STATED PROBLEM: Check every line for the word "color" and state how many lines have it. Reply with the number alone.

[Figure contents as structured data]
◇ ◇ ◇

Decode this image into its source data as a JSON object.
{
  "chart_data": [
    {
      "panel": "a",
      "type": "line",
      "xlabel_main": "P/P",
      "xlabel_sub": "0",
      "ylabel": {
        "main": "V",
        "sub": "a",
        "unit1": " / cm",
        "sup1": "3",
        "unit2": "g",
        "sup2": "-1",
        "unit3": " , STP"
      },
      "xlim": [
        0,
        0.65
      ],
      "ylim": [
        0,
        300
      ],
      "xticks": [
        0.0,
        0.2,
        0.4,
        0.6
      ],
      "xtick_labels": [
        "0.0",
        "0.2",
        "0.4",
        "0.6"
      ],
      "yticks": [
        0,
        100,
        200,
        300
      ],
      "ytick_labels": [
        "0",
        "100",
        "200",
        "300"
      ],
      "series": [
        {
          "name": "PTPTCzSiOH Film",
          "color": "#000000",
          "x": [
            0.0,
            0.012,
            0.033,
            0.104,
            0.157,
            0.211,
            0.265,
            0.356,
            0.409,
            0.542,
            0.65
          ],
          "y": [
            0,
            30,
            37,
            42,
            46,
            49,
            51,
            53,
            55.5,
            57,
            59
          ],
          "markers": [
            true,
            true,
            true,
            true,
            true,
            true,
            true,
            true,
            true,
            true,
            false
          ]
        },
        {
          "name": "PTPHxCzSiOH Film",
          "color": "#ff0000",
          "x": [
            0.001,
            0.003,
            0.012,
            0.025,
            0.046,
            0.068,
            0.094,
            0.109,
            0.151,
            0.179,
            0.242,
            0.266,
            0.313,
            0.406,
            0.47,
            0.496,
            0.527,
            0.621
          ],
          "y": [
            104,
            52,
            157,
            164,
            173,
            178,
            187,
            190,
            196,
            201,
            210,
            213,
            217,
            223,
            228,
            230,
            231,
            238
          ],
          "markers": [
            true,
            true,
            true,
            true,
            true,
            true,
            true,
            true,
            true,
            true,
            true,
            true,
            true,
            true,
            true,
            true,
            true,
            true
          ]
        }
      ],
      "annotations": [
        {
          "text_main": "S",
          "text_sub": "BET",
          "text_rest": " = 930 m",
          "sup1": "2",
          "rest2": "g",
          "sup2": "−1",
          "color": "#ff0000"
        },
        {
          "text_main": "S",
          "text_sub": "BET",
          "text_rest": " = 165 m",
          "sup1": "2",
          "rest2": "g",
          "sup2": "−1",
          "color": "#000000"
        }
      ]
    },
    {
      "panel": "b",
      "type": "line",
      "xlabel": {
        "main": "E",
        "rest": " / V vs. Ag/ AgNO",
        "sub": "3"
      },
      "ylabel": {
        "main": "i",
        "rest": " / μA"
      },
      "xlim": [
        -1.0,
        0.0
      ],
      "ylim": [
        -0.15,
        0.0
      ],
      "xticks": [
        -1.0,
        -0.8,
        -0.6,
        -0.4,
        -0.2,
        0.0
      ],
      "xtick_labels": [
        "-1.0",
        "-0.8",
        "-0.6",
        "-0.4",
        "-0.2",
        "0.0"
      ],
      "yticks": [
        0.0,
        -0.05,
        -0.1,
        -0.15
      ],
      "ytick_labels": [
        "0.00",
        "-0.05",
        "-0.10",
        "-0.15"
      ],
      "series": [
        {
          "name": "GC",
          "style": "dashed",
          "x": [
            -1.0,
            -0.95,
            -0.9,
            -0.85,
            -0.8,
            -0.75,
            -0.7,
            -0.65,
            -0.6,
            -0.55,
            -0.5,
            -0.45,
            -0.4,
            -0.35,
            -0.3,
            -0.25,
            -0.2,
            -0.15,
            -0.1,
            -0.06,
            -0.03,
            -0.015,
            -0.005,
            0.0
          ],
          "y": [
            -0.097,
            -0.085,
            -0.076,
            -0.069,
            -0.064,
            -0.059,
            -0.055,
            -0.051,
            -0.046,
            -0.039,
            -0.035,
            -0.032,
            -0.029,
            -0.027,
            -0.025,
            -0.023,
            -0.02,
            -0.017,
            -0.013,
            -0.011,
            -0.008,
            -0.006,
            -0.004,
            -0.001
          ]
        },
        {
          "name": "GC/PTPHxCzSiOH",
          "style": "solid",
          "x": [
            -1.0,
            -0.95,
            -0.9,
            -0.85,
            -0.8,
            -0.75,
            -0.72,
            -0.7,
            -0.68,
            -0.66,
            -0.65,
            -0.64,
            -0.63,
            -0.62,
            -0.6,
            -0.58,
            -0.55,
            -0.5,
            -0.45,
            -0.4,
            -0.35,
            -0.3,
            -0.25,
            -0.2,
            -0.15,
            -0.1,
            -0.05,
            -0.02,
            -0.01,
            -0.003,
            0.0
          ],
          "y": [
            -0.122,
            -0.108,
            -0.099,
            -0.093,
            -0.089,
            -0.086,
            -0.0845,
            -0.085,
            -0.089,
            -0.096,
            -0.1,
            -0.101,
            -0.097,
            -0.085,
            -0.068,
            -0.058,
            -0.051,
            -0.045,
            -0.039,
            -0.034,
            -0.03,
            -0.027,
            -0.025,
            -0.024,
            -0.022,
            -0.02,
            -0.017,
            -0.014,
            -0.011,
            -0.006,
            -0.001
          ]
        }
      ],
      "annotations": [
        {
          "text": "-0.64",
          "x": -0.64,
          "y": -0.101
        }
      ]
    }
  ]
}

◇ ◇ ◇

RESULT OF THIS EXERCISE: 4